> _Tasks_
A) Translate this sentence from the sweep tube amplifier thread into Spanish: "The tubes will typically need 8 or 10 Volts of negative bias."
B) Proceed with the sweep tube amplifier thread, starting after its last sentence.

> _Document_
In doing some reading/searching around the interwebs tonight, i came across an old article by Doug Demaw about how to balance the bias current when you can't get a set of matched tubes to use in an old sweep tube amplifier.

I thought this was a cool idea, and might incorporate it into my next project that will be using 6LF6 tubes (well, 6LB6 unless i can find someLF6's).

here is the portion of the article in question:
sweep3c.jpg


here is a link to where i found the article, which has 5 parts:
http://www.tetrode.co.uk/sweep.html


if you look at this article about building a sweep tube amp, it looks very similar:
http://www.qro.it/amp/schemi/pdf/72hb176.pdf


notice the part in the QRO article in the schematic where it looks like a negative 25.2 volts is being sent to a remote control.
can anyone tell me what that is being used for?
looks like its for external keying, but why is the voltage negative?

in the article about balancing the bias current, it shows them using negative 25.2 volts on the control grids of the tubes.

i am hoping someone here can clue me in to why a certain voltage level is used for tube biasing?
it seems to me that they went with a 25 volt secondary on the filament transformer because that's four filaments in series, so do we just run whatever we have in the filament transformer, rectified to negative DC?

any advice or insight into this type of design is much appreciated.
LC
 

i am hoping someone here can clue me in to why a certain voltage level is used for tube biasing?
it seems to me that they went with a 25 volt secondary on the filament transformer because that's four filaments in series, so do we just run whatever we have in the filament transformer, rectified to negative DC?

The power supply schemo will presumably show the heater voltage being rectified to obtain negative 25 Volts DC.

The tubes will typically need 8 or 10 Volts of negative bias. The 10k pot for each grid is fed from a 10k fixed resistor. Makes the max voltage from the pot half the negative 25-Volt source.

Using the same negative voltage to power the antenna relay just simplifies the thing.

What it really needs is a way to cut off the tubes' anode current while receiving. Typical way to do that would be to break the ground connection to RFC5 through a third normally-open circuit of the antenna relay.

> _Extracted information_

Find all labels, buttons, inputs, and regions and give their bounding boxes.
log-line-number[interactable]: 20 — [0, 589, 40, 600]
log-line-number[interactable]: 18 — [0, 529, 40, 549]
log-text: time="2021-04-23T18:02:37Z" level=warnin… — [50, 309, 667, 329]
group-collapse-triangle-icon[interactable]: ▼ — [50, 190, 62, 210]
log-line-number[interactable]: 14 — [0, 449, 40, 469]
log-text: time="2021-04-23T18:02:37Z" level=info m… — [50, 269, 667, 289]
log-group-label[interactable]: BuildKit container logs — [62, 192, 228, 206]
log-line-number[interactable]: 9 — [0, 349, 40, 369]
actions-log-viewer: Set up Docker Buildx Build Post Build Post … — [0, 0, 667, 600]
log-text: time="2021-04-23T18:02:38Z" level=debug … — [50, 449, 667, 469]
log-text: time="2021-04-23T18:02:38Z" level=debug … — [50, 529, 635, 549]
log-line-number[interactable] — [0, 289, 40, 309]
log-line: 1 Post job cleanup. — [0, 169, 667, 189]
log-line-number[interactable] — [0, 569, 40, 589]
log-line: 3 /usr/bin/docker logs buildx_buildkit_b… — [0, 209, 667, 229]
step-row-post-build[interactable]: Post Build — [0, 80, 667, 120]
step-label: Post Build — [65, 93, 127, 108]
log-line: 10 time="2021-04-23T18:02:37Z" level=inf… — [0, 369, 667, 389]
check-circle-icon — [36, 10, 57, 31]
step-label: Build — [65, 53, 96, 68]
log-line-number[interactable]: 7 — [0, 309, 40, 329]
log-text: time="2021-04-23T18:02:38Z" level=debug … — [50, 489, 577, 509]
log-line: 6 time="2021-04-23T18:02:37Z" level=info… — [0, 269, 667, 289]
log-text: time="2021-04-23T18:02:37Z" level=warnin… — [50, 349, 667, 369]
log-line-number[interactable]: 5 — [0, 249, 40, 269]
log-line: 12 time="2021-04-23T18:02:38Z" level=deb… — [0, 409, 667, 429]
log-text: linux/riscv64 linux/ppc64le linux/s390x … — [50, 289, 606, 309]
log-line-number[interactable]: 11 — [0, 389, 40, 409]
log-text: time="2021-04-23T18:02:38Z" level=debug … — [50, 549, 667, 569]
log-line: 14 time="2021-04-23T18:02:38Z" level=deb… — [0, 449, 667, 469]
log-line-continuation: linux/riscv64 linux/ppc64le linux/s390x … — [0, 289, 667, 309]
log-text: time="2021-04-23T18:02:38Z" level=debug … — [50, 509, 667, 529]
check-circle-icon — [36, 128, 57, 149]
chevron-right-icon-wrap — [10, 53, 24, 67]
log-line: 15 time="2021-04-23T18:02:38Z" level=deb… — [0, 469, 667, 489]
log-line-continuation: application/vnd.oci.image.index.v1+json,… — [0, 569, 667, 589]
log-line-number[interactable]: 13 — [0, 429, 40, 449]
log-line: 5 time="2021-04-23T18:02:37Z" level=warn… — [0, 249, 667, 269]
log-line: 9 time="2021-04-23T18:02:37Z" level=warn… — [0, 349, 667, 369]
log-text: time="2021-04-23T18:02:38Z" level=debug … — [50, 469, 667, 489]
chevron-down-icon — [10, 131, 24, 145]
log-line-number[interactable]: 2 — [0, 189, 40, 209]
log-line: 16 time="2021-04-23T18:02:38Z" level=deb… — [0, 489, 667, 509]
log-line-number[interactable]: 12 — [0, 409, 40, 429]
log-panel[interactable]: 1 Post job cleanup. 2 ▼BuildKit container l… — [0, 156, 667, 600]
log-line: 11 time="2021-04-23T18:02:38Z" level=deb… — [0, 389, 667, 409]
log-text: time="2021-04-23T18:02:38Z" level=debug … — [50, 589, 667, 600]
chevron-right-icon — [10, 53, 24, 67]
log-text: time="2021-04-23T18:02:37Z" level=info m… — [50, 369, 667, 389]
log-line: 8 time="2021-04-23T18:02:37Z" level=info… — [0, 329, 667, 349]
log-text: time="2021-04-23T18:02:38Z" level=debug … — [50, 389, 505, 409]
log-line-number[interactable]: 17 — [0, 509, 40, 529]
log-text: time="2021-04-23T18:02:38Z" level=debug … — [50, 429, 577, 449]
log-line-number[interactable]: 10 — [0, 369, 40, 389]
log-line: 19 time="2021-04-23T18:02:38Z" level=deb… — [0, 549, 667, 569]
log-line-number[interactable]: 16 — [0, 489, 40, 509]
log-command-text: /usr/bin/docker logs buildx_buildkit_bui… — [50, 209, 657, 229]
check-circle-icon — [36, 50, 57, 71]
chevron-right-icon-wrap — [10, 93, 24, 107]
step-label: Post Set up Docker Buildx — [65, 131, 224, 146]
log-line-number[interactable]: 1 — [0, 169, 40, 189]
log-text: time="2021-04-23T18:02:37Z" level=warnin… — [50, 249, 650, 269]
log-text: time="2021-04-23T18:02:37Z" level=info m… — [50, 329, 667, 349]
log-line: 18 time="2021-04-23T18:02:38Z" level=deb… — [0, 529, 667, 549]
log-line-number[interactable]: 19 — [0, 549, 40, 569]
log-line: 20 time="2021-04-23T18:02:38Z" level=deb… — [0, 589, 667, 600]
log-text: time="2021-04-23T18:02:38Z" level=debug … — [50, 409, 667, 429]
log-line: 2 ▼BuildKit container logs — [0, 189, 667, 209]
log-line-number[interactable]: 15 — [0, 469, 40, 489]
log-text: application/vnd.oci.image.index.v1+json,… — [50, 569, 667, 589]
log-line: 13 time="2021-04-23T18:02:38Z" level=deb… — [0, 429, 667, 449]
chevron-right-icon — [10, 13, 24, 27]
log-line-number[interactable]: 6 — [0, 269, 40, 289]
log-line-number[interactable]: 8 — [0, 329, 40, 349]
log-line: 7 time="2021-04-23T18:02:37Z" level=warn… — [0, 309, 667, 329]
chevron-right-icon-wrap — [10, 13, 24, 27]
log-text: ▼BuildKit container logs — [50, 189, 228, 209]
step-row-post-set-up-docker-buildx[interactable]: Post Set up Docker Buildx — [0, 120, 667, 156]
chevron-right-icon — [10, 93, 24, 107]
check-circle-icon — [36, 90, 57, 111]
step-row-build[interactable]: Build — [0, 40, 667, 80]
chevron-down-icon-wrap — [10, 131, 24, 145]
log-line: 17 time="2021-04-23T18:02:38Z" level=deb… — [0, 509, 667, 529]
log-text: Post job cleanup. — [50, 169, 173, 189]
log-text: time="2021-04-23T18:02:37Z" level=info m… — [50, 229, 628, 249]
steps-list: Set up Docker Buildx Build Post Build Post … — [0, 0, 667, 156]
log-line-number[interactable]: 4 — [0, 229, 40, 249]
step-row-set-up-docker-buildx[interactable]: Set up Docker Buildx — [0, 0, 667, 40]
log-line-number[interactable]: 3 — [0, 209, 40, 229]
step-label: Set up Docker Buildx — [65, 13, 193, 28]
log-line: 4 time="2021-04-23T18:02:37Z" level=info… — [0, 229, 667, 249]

> _Results in order_
A) Las válvulas normalmente necesitarán 8 o 10 voltios de polarización negativa.

B)
And maybe the power supply diagram shows a relay that shuts off the 900 Volts in receive mode. That's another way to shut the tubes down in receive. You don't want them drawing idle current all the time. Wears out the tubes prematurely, and makes the amplifier efficient at only one thing, heating the room. Keying the "high" side of the power supply puts more stress on the relay contacts as a rule. Keying the 'ground' side of the tube circuit puts a lower voltage across the contact points when they open up, and reduces the size of the arc in a big way.

The input is feeding the cathodes of the four tubes in parallel directly, with no impedance-matching network. This will result in a high SWR between the radio and amplifier when it is keyed and amplifying.

The original article's date of 1968 is a clue. No ham transceivers with a solid-state final yet in 1968. In the era a tube-type radios this was no big deal. A tweak of the radio's Tune and Load controls would take care of this. A solid-state radio won't be so happy about this. A pi-network to match a 50-ohm transmitter to the four tubes is not a big deal. But it's not shown, either. Wasn't needed 52 years ago.

73
 
thanks so much for the response.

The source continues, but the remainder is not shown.